Work request — In the material below, print every line exactly and omit the pictures.

Materials provided —
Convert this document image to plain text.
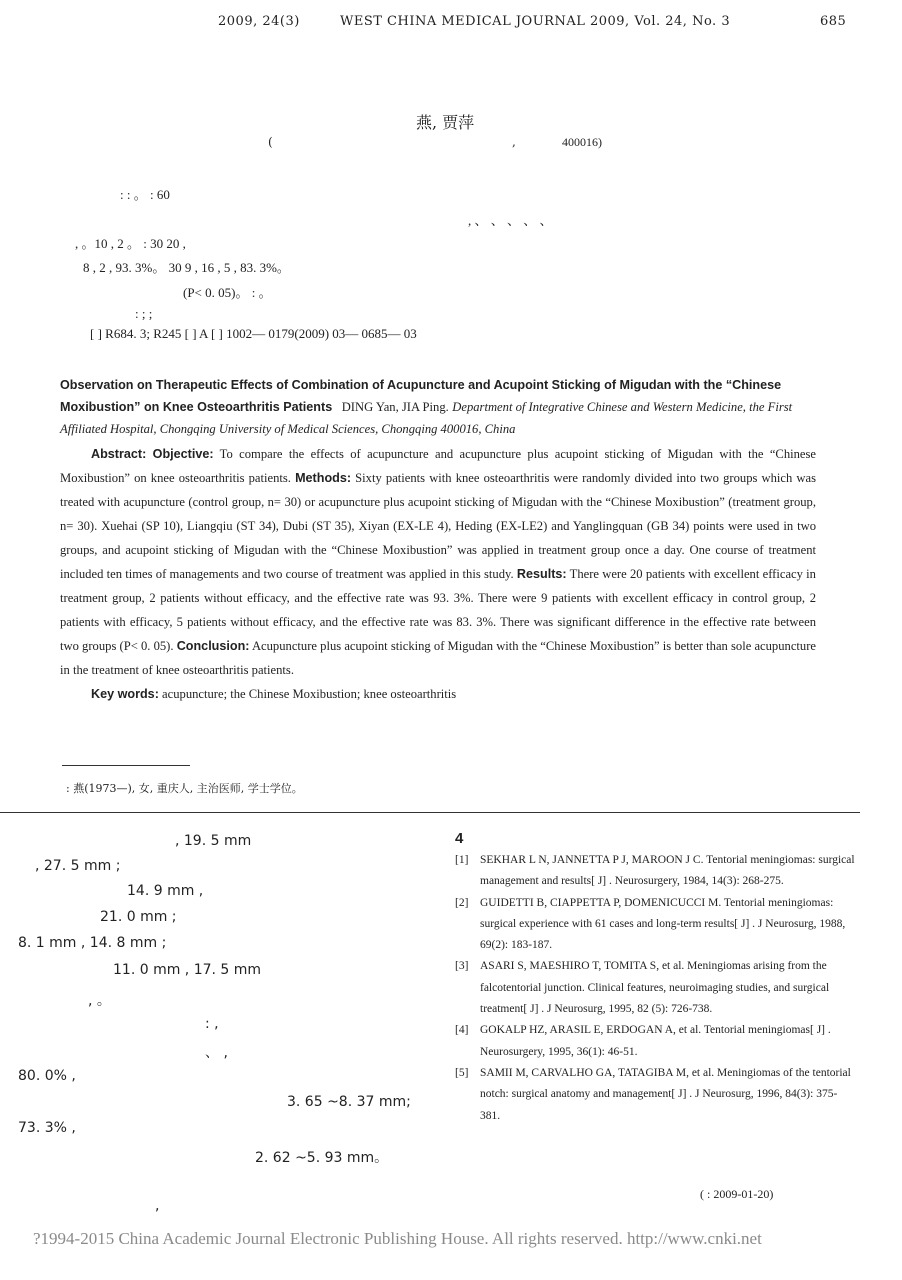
2009, 24(3)	WEST CHINA MEDICAL JOURNAL 2009, Vol. 24, No. 3	685
燕, 贾萍
(	,	400016)
: : 。 : 60
, 、 、 、 、 、
, 。10 , 2 。 : 30 20 ,
8 , 2 , 93. 3%。 30 9 , 16 , 5 , 83. 3%。
(P< 0. 05)。 : 。
: ; ;
[ ] R684. 3; R245 [ ] A [ ] 1002— 0179(2009) 03— 0685— 03
Observation on Therapeutic Effects of Combination of Acupuncture and Acupoint Sticking of Migudan with the “Chinese Moxibustion” on Knee Osteoarthritis Patients DING Yan, JIA Ping. Department of Integrative Chinese and Western Medicine, the First Affiliated Hospital, Chongqing University of Medical Sciences, Chongqing 400016, China

Abstract: Objective: To compare the effects of acupuncture and acupuncture plus acupoint sticking of Migudan with the “Chinese Moxibustion” on knee osteoarthritis patients. Methods: Sixty patients with knee osteoarthritis were randomly divided into two groups which was treated with acupuncture (control group, n= 30) or acupuncture plus acupoint sticking of Migudan with the “Chinese Moxibustion” (treatment group, n= 30). Xuehai (SP 10), Liangqiu (ST 34), Dubi (ST 35), Xiyan (EX-LE 4), Heding (EX-LE2) and Yanglingquan (GB 34) points were used in two groups, and acupoint sticking of Migudan with the “Chinese Moxibustion” was applied in treatment group once a day. One course of treatment included ten times of managements and two course of treatment was applied in this study. Results: There were 20 patients with excellent efficacy in treatment group, 2 patients without efficacy, and the effective rate was 93. 3%. There were 9 patients with excellent efficacy in control group, 2 patients with efficacy, 5 patients without efficacy, and the effective rate was 83. 3%. There was significant difference in the effective rate between two groups (P< 0. 05). Conclusion: Acupuncture plus acupoint sticking of Migudan with the “Chinese Moxibustion” is better than sole acupuncture in the treatment of knee osteoarthritis patients.

Key words: acupuncture; the Chinese Moxibustion; knee osteoarthritis

: 燕(1973—), 女, 重庆人, 主治医师, 学士学位。
, 19. 5 mm
, 27. 5 mm ;
14. 9 mm ,
21. 0 mm ;
8. 1 mm , 14. 8 mm ;
11. 0 mm , 17. 5 mm
, 。
: ,
、 ,
80. 0% ,
3. 65 ~8. 37 mm;
73. 3% ,
2. 62 ~5. 93 mm。
,
4
[1] SEKHAR L N, JANNETTA P J, MAROON J C. Tentorial meningiomas: surgical management and results[ J] . Neurosurgery, 1984, 14(3): 268-275.
[2] GUIDETTI B, CIAPPETTA P, DOMENICUCCI M. Tentorial meningiomas: surgical experience with 61 cases and long-term results[ J] . J Neurosurg, 1988, 69(2): 183-187.
[3] ASARI S, MAESHIRO T, TOMITA S, et al. Meningiomas arising from the falcotentorial junction. Clinical features, neuroimaging studies, and surgical treatment[ J] . J Neurosurg, 1995, 82 (5): 726-738.
[4] GOKALP HZ, ARASIL E, ERDOGAN A, et al. Tentorial meningiomas[ J] . Neurosurgery, 1995, 36(1): 46-51.
[5] SAMII M, CARVALHO GA, TATAGIBA M, et al. Meningiomas of the tentorial notch: surgical anatomy and management[ J] . J Neurosurg, 1996, 84(3): 375-381.
( : 2009-01-20)
?1994-2015 China Academic Journal Electronic Publishing House. All rights reserved. http://www.cnki.net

Finished task —
Convert this document image to plain text.
2009, 24(3)	WEST CHINA MEDICAL JOURNAL 2009, Vol. 24, No. 3	685
燕, 贾萍
(	,	400016)
: : 。 : 60
, 、 、 、 、 、
, 。10 , 2 。 : 30 20 ,
8 , 2 , 93. 3%。 30 9 , 16 , 5 , 83. 3%。
(P< 0. 05)。 : 。
: ; ;
[ ] R684. 3; R245 [ ] A [ ] 1002— 0179(2009) 03— 0685— 03
Observation on Therapeutic Effects of Combination of Acupuncture and Acupoint Sticking of Migudan with the “Chinese Moxibustion” on Knee Osteoarthritis Patients DING Yan, JIA Ping. Department of Integrative Chinese and Western Medicine, the First Affiliated Hospital, Chongqing University of Medical Sciences, Chongqing 400016, China

Abstract: Objective: To compare the effects of acupuncture and acupuncture plus acupoint sticking of Migudan with the “Chinese Moxibustion” on knee osteoarthritis patients. Methods: Sixty patients with knee osteoarthritis were randomly divided into two groups which was treated with acupuncture (control group, n= 30) or acupuncture plus acupoint sticking of Migudan with the “Chinese Moxibustion” (treatment group, n= 30). Xuehai (SP 10), Liangqiu (ST 34), Dubi (ST 35), Xiyan (EX-LE 4), Heding (EX-LE2) and Yanglingquan (GB 34) points were used in two groups, and acupoint sticking of Migudan with the “Chinese Moxibustion” was applied in treatment group once a day. One course of treatment included ten times of managements and two course of treatment was applied in this study. Results: There were 20 patients with excellent efficacy in treatment group, 2 patients without efficacy, and the effective rate was 93. 3%. There were 9 patients with excellent efficacy in control group, 2 patients with efficacy, 5 patients without efficacy, and the effective rate was 83. 3%. There was significant difference in the effective rate between two groups (P< 0. 05). Conclusion: Acupuncture plus acupoint sticking of Migudan with the “Chinese Moxibustion” is better than sole acupuncture in the treatment of knee osteoarthritis patients.

Key words: acupuncture; the Chinese Moxibustion; knee osteoarthritis

: 燕(1973—), 女, 重庆人, 主治医师, 学士学位。
, 19. 5 mm
, 27. 5 mm ;
14. 9 mm ,
21. 0 mm ;
8. 1 mm , 14. 8 mm ;
11. 0 mm , 17. 5 mm
, 。
: ,
、 ,
80. 0% ,
3. 65 ~8. 37 mm;
73. 3% ,
2. 62 ~5. 93 mm。
,
4
[1] SEKHAR L N, JANNETTA P J, MAROON J C. Tentorial meningiomas: surgical management and results[ J] . Neurosurgery, 1984, 14(3): 268-275.
[2] GUIDETTI B, CIAPPETTA P, DOMENICUCCI M. Tentorial meningiomas: surgical experience with 61 cases and long-term results[ J] . J Neurosurg, 1988, 69(2): 183-187.
[3] ASARI S, MAESHIRO T, TOMITA S, et al. Meningiomas arising from the falcotentorial junction. Clinical features, neuroimaging studies, and surgical treatment[ J] . J Neurosurg, 1995, 82 (5): 726-738.
[4] GOKALP HZ, ARASIL E, ERDOGAN A, et al. Tentorial meningiomas[ J] . Neurosurgery, 1995, 36(1): 46-51.
[5] SAMII M, CARVALHO GA, TATAGIBA M, et al. Meningiomas of the tentorial notch: surgical anatomy and management[ J] . J Neurosurg, 1996, 84(3): 375-381.
( : 2009-01-20)
?1994-2015 China Academic Journal Electronic Publishing House. All rights reserved. http://www.cnki.net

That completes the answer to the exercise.